[Records from a data source]
* * *

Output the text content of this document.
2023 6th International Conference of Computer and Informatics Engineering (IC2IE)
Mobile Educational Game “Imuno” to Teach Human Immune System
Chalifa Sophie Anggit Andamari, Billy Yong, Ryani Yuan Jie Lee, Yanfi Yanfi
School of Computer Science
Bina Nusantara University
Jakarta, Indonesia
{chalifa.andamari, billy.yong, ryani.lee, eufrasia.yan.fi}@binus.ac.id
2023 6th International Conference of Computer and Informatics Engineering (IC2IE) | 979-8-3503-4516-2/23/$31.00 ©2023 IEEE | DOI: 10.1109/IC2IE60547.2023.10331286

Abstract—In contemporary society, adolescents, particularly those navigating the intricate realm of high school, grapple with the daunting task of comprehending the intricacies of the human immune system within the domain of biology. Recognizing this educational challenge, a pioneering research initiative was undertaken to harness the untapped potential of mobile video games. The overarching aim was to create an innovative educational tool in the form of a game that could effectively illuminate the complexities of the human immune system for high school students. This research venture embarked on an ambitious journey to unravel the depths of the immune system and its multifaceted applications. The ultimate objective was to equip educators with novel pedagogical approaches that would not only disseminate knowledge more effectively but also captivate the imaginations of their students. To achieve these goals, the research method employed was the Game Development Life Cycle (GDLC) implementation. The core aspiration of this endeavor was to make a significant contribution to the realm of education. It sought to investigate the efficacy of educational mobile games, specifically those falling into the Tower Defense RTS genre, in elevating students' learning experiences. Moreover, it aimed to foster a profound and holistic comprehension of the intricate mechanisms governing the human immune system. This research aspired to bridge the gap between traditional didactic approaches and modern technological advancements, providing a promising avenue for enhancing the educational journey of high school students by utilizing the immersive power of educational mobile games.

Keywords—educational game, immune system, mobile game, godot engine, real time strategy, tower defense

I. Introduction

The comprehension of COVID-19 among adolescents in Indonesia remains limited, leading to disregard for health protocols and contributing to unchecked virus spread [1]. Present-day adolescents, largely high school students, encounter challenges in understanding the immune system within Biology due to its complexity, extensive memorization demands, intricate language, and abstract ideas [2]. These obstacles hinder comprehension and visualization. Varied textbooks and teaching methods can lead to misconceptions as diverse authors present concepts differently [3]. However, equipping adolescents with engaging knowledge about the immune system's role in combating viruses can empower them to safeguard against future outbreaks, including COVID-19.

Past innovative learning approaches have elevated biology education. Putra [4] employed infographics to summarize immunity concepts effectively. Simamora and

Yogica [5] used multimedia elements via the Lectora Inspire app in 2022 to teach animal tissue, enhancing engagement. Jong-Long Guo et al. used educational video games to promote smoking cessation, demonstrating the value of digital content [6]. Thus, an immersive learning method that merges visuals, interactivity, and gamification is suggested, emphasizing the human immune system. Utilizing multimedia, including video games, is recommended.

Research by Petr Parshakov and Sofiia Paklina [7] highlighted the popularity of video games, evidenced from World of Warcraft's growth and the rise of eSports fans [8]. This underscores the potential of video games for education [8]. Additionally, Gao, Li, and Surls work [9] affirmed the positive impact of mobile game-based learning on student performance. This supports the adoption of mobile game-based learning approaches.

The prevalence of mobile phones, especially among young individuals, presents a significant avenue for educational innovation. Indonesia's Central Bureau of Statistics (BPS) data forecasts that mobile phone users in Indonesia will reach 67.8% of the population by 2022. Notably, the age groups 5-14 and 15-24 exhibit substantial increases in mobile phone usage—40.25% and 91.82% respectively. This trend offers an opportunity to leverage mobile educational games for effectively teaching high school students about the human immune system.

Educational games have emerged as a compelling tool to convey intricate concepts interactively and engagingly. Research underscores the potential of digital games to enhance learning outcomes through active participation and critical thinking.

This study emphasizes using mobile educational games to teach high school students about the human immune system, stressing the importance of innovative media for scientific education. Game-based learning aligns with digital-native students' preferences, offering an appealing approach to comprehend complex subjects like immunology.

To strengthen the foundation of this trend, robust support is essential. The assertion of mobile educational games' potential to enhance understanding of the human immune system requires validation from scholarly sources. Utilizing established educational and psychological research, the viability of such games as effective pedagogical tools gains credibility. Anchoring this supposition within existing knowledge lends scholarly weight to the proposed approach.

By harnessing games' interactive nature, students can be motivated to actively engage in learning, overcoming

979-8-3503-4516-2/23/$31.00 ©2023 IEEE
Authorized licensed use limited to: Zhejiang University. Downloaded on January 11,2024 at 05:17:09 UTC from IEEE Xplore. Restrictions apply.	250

* * *

**What you are asked to do**
All the data above should be set down a second time, exactly.

**Written response**
Output the text content of this document.
2023 6th International Conference of Computer and Informatics Engineering (IC2IE)
Mobile Educational Game “Imuno” to Teach Human Immune System
Chalifa Sophie Anggit Andamari, Billy Yong, Ryani Yuan Jie Lee, Yanfi Yanfi
School of Computer Science
Bina Nusantara University
Jakarta, Indonesia
{chalifa.andamari, billy.yong, ryani.lee, eufrasia.yan.fi}@binus.ac.id
2023 6th International Conference of Computer and Informatics Engineering (IC2IE) | 979-8-3503-4516-2/23/$31.00 ©2023 IEEE | DOI: 10.1109/IC2IE60547.2023.10331286

Abstract—In contemporary society, adolescents, particularly those navigating the intricate realm of high school, grapple with the daunting task of comprehending the intricacies of the human immune system within the domain of biology. Recognizing this educational challenge, a pioneering research initiative was undertaken to harness the untapped potential of mobile video games. The overarching aim was to create an innovative educational tool in the form of a game that could effectively illuminate the complexities of the human immune system for high school students. This research venture embarked on an ambitious journey to unravel the depths of the immune system and its multifaceted applications. The ultimate objective was to equip educators with novel pedagogical approaches that would not only disseminate knowledge more effectively but also captivate the imaginations of their students. To achieve these goals, the research method employed was the Game Development Life Cycle (GDLC) implementation. The core aspiration of this endeavor was to make a significant contribution to the realm of education. It sought to investigate the efficacy of educational mobile games, specifically those falling into the Tower Defense RTS genre, in elevating students' learning experiences. Moreover, it aimed to foster a profound and holistic comprehension of the intricate mechanisms governing the human immune system. This research aspired to bridge the gap between traditional didactic approaches and modern technological advancements, providing a promising avenue for enhancing the educational journey of high school students by utilizing the immersive power of educational mobile games.

Keywords—educational game, immune system, mobile game, godot engine, real time strategy, tower defense

I. Introduction

The comprehension of COVID-19 among adolescents in Indonesia remains limited, leading to disregard for health protocols and contributing to unchecked virus spread [1]. Present-day adolescents, largely high school students, encounter challenges in understanding the immune system within Biology due to its complexity, extensive memorization demands, intricate language, and abstract ideas [2]. These obstacles hinder comprehension and visualization. Varied textbooks and teaching methods can lead to misconceptions as diverse authors present concepts differently [3]. However, equipping adolescents with engaging knowledge about the immune system's role in combating viruses can empower them to safeguard against future outbreaks, including COVID-19.

Past innovative learning approaches have elevated biology education. Putra [4] employed infographics to summarize immunity concepts effectively. Simamora and

Yogica [5] used multimedia elements via the Lectora Inspire app in 2022 to teach animal tissue, enhancing engagement. Jong-Long Guo et al. used educational video games to promote smoking cessation, demonstrating the value of digital content [6]. Thus, an immersive learning method that merges visuals, interactivity, and gamification is suggested, emphasizing the human immune system. Utilizing multimedia, including video games, is recommended.

Research by Petr Parshakov and Sofiia Paklina [7] highlighted the popularity of video games, evidenced from World of Warcraft's growth and the rise of eSports fans [8]. This underscores the potential of video games for education [8]. Additionally, Gao, Li, and Surls work [9] affirmed the positive impact of mobile game-based learning on student performance. This supports the adoption of mobile game-based learning approaches.

The prevalence of mobile phones, especially among young individuals, presents a significant avenue for educational innovation. Indonesia's Central Bureau of Statistics (BPS) data forecasts that mobile phone users in Indonesia will reach 67.8% of the population by 2022. Notably, the age groups 5-14 and 15-24 exhibit substantial increases in mobile phone usage—40.25% and 91.82% respectively. This trend offers an opportunity to leverage mobile educational games for effectively teaching high school students about the human immune system.

Educational games have emerged as a compelling tool to convey intricate concepts interactively and engagingly. Research underscores the potential of digital games to enhance learning outcomes through active participation and critical thinking.

This study emphasizes using mobile educational games to teach high school students about the human immune system, stressing the importance of innovative media for scientific education. Game-based learning aligns with digital-native students' preferences, offering an appealing approach to comprehend complex subjects like immunology.

To strengthen the foundation of this trend, robust support is essential. The assertion of mobile educational games' potential to enhance understanding of the human immune system requires validation from scholarly sources. Utilizing established educational and psychological research, the viability of such games as effective pedagogical tools gains credibility. Anchoring this supposition within existing knowledge lends scholarly weight to the proposed approach.

By harnessing games' interactive nature, students can be motivated to actively engage in learning, overcoming

979-8-3503-4516-2/23/$31.00 ©2023 IEEE
Authorized licensed use limited to: Zhejiang University. Downloaded on January 11,2024 at 05:17:09 UTC from IEEE Xplore. Restrictions apply.	250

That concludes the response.